» **Exercise instructions**
Among the entries below, count the lines where the string "true" occurs, and give only the number.

» **Source material**
⟨
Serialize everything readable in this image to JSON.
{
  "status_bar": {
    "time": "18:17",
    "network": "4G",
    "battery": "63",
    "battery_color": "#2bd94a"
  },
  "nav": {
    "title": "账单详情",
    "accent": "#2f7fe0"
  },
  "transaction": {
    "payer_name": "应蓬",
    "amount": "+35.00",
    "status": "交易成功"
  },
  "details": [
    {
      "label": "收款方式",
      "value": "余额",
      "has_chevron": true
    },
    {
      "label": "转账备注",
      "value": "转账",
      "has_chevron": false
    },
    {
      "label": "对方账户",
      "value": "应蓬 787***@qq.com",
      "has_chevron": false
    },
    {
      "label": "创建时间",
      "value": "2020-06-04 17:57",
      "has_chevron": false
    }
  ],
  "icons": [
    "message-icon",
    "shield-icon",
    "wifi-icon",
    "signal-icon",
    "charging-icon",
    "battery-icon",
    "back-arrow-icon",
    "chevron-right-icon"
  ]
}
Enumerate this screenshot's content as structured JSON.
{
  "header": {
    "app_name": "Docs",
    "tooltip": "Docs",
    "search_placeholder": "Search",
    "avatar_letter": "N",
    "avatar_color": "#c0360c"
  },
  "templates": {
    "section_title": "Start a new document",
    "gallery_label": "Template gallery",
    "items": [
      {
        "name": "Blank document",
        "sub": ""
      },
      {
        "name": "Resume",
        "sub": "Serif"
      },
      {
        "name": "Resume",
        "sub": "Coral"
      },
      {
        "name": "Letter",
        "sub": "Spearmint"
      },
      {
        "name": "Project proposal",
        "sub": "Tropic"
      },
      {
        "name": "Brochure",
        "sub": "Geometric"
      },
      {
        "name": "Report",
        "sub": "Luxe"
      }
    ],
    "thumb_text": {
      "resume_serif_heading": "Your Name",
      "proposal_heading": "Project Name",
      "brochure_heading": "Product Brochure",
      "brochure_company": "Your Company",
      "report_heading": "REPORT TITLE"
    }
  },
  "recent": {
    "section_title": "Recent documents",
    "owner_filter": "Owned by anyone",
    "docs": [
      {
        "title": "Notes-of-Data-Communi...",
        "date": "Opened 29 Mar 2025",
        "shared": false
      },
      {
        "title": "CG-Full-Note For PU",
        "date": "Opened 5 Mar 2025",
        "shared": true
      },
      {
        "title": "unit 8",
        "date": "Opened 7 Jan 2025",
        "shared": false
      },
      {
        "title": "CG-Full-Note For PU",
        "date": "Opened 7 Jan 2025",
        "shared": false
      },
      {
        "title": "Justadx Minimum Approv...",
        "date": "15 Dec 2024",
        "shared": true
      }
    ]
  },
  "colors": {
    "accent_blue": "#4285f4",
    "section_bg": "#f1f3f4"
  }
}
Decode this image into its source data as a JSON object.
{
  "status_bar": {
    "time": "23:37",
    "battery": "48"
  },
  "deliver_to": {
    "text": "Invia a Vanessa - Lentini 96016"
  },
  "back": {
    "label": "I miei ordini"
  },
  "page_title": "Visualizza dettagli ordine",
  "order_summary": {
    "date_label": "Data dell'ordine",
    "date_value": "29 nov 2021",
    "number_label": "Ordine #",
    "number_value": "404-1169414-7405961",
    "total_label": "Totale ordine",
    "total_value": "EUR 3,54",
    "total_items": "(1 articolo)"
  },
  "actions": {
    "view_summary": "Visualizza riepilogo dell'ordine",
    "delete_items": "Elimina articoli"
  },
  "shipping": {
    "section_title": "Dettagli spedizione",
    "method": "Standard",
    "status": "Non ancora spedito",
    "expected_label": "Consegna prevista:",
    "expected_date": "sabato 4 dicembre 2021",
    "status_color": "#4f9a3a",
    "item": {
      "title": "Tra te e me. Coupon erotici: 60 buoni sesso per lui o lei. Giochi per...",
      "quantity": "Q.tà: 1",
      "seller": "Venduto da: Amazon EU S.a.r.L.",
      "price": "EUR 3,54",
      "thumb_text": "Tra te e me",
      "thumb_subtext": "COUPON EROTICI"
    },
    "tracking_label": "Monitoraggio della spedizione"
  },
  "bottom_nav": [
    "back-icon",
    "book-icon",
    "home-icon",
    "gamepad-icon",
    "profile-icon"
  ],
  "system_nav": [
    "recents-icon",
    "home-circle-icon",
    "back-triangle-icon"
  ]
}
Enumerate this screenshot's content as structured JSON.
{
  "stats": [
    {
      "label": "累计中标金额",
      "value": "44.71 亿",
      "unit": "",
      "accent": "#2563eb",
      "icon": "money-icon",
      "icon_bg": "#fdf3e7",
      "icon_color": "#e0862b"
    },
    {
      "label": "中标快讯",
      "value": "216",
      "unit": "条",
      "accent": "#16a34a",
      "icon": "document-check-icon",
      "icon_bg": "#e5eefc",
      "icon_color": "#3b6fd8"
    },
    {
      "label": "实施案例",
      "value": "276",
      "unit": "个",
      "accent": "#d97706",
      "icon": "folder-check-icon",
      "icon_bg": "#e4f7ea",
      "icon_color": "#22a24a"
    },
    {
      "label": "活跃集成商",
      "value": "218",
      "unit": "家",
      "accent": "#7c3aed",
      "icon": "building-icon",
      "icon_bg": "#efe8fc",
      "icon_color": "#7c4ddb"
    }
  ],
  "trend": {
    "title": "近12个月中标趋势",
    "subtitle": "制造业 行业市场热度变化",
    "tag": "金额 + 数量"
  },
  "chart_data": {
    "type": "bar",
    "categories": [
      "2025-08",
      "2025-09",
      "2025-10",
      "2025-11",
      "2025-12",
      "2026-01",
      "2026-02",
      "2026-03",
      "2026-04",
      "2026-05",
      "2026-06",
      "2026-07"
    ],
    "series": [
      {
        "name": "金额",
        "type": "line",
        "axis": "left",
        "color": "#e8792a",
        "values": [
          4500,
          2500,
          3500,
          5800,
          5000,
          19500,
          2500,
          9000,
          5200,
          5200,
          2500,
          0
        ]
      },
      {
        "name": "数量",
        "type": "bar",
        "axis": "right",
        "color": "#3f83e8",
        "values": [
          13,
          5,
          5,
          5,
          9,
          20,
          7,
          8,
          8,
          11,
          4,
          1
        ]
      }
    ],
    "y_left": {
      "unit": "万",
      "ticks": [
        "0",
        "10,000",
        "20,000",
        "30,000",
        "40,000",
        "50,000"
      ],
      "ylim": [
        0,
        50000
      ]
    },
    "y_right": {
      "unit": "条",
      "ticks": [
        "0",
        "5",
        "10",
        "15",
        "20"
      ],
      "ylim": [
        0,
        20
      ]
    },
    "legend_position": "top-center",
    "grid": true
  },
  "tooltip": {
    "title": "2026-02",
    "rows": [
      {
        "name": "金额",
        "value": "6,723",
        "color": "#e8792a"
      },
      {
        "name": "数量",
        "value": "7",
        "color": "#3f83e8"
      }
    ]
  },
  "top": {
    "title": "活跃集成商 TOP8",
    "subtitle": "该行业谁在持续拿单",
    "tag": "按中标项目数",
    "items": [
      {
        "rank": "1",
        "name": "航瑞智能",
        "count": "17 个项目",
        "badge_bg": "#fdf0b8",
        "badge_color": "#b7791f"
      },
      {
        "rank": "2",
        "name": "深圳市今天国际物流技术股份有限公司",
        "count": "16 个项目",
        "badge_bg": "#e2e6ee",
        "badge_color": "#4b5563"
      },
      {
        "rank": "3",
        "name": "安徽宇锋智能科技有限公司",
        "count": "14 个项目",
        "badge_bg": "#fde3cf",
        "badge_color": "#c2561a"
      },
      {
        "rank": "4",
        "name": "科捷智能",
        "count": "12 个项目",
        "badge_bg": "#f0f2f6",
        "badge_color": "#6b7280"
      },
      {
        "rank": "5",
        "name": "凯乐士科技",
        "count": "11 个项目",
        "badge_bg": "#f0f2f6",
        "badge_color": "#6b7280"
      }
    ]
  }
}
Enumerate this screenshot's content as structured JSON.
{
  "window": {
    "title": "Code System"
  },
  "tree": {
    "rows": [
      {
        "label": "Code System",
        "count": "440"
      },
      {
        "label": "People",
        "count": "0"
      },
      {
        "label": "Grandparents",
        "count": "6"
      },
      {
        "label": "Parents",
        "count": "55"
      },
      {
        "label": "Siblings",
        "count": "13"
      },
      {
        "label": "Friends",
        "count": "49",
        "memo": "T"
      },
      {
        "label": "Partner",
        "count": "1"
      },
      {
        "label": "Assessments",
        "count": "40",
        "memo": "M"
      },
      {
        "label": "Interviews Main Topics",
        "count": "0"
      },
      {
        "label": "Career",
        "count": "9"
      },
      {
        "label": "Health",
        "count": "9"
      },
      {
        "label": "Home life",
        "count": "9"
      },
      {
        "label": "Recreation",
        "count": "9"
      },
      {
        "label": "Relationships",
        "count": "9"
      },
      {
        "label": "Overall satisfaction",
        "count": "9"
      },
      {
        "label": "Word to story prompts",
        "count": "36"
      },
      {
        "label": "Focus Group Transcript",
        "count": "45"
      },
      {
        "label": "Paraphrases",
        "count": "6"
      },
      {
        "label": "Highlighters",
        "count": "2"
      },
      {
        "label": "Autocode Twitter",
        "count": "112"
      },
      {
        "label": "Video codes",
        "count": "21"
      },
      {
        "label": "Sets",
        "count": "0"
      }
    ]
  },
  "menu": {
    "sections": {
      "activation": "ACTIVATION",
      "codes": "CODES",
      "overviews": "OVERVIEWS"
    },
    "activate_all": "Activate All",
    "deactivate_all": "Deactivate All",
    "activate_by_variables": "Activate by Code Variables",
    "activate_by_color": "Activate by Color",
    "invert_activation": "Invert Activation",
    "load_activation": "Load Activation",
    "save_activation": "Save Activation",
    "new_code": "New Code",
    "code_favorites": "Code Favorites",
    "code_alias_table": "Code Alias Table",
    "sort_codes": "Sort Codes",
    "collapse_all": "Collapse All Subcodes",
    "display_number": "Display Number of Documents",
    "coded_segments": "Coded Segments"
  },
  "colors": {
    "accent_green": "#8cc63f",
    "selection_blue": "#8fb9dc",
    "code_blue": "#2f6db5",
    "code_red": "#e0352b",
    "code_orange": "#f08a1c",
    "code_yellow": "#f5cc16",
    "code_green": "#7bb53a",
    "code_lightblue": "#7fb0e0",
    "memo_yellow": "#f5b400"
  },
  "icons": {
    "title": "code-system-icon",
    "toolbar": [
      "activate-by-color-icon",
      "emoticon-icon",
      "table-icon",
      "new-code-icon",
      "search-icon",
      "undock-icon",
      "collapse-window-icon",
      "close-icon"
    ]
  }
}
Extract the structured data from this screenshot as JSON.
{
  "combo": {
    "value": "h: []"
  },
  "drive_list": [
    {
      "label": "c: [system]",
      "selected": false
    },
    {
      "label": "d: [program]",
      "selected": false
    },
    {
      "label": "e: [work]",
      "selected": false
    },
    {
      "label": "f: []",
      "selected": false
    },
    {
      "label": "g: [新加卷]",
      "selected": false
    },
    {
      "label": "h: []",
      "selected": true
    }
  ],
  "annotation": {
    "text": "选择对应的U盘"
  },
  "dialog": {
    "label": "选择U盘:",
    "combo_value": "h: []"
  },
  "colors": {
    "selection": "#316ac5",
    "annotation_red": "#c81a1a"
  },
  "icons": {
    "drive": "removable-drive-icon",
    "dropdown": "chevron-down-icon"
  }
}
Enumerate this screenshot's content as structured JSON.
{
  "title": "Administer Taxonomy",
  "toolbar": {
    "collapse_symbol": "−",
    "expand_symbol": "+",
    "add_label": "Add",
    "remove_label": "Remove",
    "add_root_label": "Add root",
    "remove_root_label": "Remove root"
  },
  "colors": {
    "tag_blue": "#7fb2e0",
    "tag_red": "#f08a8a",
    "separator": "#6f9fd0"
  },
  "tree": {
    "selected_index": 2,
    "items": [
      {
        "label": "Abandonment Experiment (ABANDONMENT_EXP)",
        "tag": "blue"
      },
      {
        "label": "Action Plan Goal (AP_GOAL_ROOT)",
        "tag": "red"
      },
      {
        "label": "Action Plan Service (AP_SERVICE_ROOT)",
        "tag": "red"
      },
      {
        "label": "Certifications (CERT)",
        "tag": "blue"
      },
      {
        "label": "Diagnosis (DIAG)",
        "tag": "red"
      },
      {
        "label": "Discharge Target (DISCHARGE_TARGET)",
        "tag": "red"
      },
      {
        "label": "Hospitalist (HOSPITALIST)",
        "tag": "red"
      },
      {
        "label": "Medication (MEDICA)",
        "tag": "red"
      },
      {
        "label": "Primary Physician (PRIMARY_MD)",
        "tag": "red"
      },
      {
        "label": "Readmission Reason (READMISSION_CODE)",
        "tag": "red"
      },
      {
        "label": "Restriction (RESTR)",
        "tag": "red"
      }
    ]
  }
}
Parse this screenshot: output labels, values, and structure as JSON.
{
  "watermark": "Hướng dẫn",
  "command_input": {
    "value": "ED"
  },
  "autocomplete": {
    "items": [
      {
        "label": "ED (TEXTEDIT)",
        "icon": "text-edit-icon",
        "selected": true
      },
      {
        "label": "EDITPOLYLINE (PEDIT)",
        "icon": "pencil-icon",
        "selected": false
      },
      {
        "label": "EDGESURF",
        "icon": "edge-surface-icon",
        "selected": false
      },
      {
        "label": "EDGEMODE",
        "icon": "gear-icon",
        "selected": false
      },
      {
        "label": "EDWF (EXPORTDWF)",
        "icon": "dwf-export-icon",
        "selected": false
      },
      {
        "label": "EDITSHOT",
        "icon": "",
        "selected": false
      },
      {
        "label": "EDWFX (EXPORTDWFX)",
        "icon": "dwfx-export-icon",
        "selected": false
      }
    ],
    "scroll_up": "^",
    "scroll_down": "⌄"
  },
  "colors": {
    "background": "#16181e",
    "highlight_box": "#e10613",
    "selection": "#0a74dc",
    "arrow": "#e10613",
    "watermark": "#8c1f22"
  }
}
⟩
» **Response to this exercise**
6